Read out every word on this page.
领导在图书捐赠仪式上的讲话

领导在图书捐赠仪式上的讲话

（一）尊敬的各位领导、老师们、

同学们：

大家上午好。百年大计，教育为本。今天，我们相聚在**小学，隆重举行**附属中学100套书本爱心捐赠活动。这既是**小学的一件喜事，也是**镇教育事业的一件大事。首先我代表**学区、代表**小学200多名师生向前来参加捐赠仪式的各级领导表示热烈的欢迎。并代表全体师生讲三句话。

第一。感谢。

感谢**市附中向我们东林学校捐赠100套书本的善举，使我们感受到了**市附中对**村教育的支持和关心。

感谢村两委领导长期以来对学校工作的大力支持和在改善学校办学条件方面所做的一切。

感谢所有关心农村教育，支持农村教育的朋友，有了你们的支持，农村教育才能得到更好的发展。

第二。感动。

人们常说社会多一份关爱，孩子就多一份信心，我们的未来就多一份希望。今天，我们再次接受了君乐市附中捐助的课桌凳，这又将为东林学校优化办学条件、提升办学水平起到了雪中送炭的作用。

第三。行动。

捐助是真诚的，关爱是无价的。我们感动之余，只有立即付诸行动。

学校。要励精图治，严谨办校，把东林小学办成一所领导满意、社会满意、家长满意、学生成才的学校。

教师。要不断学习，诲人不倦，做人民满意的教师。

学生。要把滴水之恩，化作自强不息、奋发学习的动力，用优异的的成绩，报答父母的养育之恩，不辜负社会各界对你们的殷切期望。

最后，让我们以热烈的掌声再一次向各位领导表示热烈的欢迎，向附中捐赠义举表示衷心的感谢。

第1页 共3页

TASK OBJECTIVE:
Repeat the entries shown above, every one, word for word.

THE RESPONSE:
Read out every word on this page.
领导在图书捐赠仪式上的讲话

领导在图书捐赠仪式上的讲话

（一）尊敬的各位领导、老师们、

同学们：

大家上午好。百年大计，教育为本。今天，我们相聚在**小学，隆重举行**附属中学100套书本爱心捐赠活动。这既是**小学的一件喜事，也是**镇教育事业的一件大事。首先我代表**学区、代表**小学200多名师生向前来参加捐赠仪式的各级领导表示热烈的欢迎。并代表全体师生讲三句话。

第一。感谢。

感谢**市附中向我们东林学校捐赠100套书本的善举，使我们感受到了**市附中对**村教育的支持和关心。

感谢村两委领导长期以来对学校工作的大力支持和在改善学校办学条件方面所做的一切。

感谢所有关心农村教育，支持农村教育的朋友，有了你们的支持，农村教育才能得到更好的发展。

第二。感动。

人们常说社会多一份关爱，孩子就多一份信心，我们的未来就多一份希望。今天，我们再次接受了君乐市附中捐助的课桌凳，这又将为东林学校优化办学条件、提升办学水平起到了雪中送炭的作用。

第三。行动。

捐助是真诚的，关爱是无价的。我们感动之余，只有立即付诸行动。

学校。要励精图治，严谨办校，把东林小学办成一所领导满意、社会满意、家长满意、学生成才的学校。

教师。要不断学习，诲人不倦，做人民满意的教师。

学生。要把滴水之恩，化作自强不息、奋发学习的动力，用优异的的成绩，报答父母的养育之恩，不辜负社会各界对你们的殷切期望。

最后，让我们以热烈的掌声再一次向各位领导表示热烈的欢迎，向附中捐赠义举表示衷心的感谢。

第1页 共3页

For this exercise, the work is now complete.